* [AIM OF THE TASK] Collect every line in the records below that contains the word "基本语法".

>> start MATERIAL PROVIDED

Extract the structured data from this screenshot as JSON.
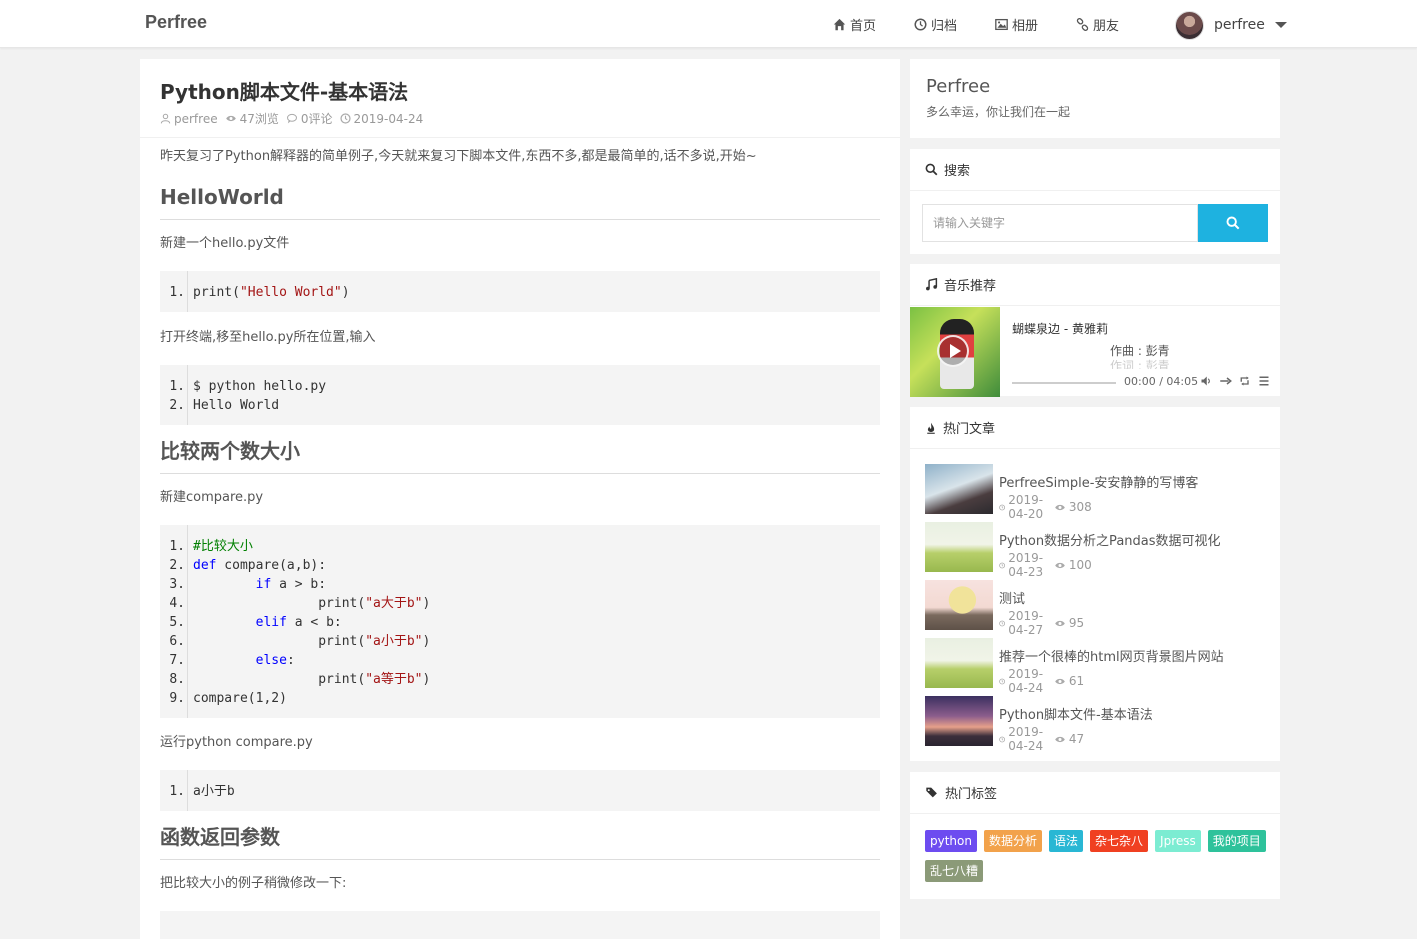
{
  "header": {
    "brand": "Perfree",
    "nav": [
      {
        "label": "首页",
        "icon": "home-icon"
      },
      {
        "label": "归档",
        "icon": "clock-icon"
      },
      {
        "label": "相册",
        "icon": "image-icon"
      },
      {
        "label": "朋友",
        "icon": "link-icon"
      }
    ],
    "user": {
      "name": "perfree"
    }
  },
  "article": {
    "title": "Python脚本文件-基本语法",
    "meta": {
      "author": "perfree",
      "views": "47浏览",
      "comments": "0评论",
      "date": "2019-04-24"
    },
    "intro": "昨天复习了Python解释器的简单例子,今天就来复习下脚本文件,东西不多,都是最简单的,话不多说,开始~",
    "sections": {
      "hello_heading": "HelloWorld",
      "hello_p1": "新建一个hello.py文件",
      "hello_p2": "打开终端,移至hello.py所在位置,输入",
      "compare_heading": "比较两个数大小",
      "compare_p1": "新建compare.py",
      "compare_p2": "运行python compare.py",
      "return_heading": "函数返回参数",
      "return_p1": "把比较大小的例子稍微修改一下:"
    },
    "code1": [
      {
        "n": "1.",
        "pre": "print(",
        "str": "\"Hello World\"",
        "post": ")"
      }
    ],
    "code2": [
      {
        "n": "1.",
        "text": "$ python hello.py"
      },
      {
        "n": "2.",
        "text": "Hello World"
      }
    ],
    "code3": [
      {
        "n": "1.",
        "cmt": "#比较大小"
      },
      {
        "n": "2.",
        "kw": "def",
        "rest": " compare(a,b):"
      },
      {
        "n": "3.",
        "indent": "        ",
        "kw": "if",
        "rest": " a > b:"
      },
      {
        "n": "4.",
        "indent": "                ",
        "pre": "print(",
        "str": "\"a大于b\"",
        "post": ")"
      },
      {
        "n": "5.",
        "indent": "        ",
        "kw": "elif",
        "rest": " a < b:"
      },
      {
        "n": "6.",
        "indent": "                ",
        "pre": "print(",
        "str": "\"a小于b\"",
        "post": ")"
      },
      {
        "n": "7.",
        "indent": "        ",
        "kw": "else",
        "rest": ":"
      },
      {
        "n": "8.",
        "indent": "                ",
        "pre": "print(",
        "str": "\"a等于b\"",
        "post": ")"
      },
      {
        "n": "9.",
        "text": "compare(1,2)"
      }
    ],
    "code4": [
      {
        "n": "1.",
        "text": "a小于b"
      }
    ]
  },
  "sidebar": {
    "blog": {
      "title": "Perfree",
      "subtitle": "多么幸运，你让我们在一起"
    },
    "search": {
      "heading": "搜索",
      "placeholder": "请输入关键字"
    },
    "music": {
      "heading": "音乐推荐",
      "song": "蝴蝶泉边 - 黄雅莉",
      "lyric_line1": "作曲 : 彭青",
      "lyric_line2": "作词 : 彭青",
      "time": "00:00 / 04:05",
      "progress": 0
    },
    "hot": {
      "heading": "热门文章",
      "items": [
        {
          "title": "PerfreeSimple-安安静静的写博客",
          "date": "2019-04-20",
          "views": "308"
        },
        {
          "title": "Python数据分析之Pandas数据可视化",
          "date": "2019-04-23",
          "views": "100"
        },
        {
          "title": "测试",
          "date": "2019-04-27",
          "views": "95"
        },
        {
          "title": "推荐一个很棒的html网页背景图片网站",
          "date": "2019-04-24",
          "views": "61"
        },
        {
          "title": "Python脚本文件-基本语法",
          "date": "2019-04-24",
          "views": "47"
        }
      ]
    },
    "tags": {
      "heading": "热门标签",
      "items": [
        {
          "label": "python",
          "color": "#6d4cf0"
        },
        {
          "label": "数据分析",
          "color": "#f2a24b"
        },
        {
          "label": "语法",
          "color": "#29b7d4"
        },
        {
          "label": "杂七杂八",
          "color": "#f04021"
        },
        {
          "label": "Jpress",
          "color": "#7cecd2"
        },
        {
          "label": "我的项目",
          "color": "#2ec29b"
        },
        {
          "label": "乱七八糟",
          "color": "#8b9a78"
        }
      ]
    }
  },
  "colors": {
    "accent": "#1eb2e0",
    "background": "#f2f2f2"
  }
}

>> end MATERIAL PROVIDED

* [SOLUTION]
    "title": "Python脚本文件-基本语法",
          "title": "Python脚本文件-基本语法",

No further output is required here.